> DESCRIPTION OF THE TASK: The exercise asks you to copy every line below in which "PATH" appears.

[Stored records]

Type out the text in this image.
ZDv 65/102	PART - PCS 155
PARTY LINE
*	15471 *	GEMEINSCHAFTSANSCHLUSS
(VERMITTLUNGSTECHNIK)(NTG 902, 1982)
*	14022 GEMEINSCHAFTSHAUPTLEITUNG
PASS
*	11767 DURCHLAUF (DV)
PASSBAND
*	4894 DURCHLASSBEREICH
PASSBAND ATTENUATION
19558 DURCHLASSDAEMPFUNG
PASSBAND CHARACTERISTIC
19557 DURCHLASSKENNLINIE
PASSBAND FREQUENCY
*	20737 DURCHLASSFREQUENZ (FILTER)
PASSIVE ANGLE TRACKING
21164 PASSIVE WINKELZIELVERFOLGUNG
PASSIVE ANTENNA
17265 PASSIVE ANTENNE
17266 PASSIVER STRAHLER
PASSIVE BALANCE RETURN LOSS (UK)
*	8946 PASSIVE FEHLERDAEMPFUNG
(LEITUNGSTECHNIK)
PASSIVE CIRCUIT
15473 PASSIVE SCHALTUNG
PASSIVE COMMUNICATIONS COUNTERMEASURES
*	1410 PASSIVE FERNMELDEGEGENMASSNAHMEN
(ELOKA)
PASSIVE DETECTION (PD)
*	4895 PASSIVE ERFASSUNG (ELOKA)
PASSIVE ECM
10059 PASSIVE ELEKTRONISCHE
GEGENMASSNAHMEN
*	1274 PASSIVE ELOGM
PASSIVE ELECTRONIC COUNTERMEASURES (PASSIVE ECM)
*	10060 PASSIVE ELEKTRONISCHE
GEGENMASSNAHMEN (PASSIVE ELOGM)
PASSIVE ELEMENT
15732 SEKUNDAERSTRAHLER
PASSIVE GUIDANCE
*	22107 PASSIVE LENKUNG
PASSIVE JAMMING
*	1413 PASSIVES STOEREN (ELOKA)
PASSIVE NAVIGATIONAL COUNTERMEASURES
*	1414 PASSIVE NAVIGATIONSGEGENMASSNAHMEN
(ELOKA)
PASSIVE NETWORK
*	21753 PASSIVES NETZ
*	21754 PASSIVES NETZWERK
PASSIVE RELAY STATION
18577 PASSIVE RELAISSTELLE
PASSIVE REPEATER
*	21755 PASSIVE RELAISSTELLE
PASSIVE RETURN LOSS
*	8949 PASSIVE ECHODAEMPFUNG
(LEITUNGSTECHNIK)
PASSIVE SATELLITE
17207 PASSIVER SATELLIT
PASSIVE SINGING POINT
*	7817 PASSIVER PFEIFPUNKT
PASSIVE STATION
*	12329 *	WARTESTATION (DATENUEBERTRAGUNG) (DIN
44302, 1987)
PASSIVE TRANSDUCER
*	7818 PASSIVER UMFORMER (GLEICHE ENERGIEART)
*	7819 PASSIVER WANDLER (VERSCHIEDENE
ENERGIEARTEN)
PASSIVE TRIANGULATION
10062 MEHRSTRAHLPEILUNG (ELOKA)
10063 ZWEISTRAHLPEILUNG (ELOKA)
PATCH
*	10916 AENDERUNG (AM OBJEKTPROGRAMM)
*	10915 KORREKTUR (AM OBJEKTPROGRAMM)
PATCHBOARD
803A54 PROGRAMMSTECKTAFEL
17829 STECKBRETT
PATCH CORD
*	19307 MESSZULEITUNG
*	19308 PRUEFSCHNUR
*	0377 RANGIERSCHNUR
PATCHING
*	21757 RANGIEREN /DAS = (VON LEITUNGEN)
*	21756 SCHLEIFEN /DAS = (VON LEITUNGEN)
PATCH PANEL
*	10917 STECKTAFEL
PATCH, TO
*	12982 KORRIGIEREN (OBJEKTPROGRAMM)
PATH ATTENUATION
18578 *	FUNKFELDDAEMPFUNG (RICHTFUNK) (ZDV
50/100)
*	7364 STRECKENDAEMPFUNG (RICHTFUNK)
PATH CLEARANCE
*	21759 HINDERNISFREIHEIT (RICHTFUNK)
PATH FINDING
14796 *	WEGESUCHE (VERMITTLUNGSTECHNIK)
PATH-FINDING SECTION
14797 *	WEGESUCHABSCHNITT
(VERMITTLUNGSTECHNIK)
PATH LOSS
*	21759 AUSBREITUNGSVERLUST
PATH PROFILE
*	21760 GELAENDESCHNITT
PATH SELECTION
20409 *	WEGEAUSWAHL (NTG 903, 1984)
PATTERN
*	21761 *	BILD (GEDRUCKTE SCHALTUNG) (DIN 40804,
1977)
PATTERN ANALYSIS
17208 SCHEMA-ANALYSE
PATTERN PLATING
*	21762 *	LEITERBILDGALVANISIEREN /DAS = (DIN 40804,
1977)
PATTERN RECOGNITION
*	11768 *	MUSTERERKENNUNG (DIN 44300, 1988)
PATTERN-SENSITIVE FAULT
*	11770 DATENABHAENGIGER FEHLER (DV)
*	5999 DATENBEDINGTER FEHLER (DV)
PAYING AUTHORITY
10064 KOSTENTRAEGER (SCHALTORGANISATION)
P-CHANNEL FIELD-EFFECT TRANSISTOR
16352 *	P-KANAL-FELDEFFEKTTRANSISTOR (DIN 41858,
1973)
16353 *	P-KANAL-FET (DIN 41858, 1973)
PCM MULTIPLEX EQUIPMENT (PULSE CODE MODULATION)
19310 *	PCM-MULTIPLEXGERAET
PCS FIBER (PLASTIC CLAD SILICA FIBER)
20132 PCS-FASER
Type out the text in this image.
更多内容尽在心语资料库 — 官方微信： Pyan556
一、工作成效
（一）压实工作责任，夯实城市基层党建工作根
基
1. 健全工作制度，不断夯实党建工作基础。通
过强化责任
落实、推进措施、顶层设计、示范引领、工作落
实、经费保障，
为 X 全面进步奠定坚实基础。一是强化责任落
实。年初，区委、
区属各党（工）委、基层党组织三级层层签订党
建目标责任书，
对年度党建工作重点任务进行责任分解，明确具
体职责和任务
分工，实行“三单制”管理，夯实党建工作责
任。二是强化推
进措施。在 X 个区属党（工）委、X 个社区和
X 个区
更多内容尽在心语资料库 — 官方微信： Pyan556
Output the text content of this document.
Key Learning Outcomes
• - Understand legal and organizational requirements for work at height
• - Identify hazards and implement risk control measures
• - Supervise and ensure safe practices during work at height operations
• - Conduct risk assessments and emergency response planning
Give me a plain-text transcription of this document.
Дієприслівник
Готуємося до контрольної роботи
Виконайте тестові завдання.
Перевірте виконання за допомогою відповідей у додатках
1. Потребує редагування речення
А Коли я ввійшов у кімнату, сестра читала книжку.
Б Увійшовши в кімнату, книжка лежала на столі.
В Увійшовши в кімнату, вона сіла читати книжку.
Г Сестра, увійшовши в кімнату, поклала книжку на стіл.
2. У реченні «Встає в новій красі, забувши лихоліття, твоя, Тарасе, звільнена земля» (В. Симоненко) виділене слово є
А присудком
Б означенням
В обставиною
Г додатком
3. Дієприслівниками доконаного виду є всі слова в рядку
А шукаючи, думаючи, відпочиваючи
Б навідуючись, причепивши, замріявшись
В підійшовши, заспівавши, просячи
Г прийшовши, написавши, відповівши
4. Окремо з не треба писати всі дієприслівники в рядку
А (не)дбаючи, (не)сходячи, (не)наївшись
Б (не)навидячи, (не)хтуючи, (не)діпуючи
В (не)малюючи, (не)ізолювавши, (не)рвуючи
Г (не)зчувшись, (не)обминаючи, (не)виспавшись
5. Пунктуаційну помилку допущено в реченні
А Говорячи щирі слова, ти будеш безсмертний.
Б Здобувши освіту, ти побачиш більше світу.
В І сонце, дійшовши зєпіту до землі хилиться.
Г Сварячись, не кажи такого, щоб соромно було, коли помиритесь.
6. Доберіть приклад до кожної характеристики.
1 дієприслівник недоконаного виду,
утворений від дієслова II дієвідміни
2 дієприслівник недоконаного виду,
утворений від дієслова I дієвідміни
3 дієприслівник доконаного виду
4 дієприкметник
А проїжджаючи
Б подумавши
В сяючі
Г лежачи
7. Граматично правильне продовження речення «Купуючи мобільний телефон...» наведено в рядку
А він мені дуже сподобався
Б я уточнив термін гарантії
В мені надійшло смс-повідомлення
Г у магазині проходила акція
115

> EXERCISE OUTPUT:
PATH ATTENUATION
PATH CLEARANCE
PATH FINDING
PATH-FINDING SECTION
PATH LOSS
PATH PROFILE
PATH SELECTION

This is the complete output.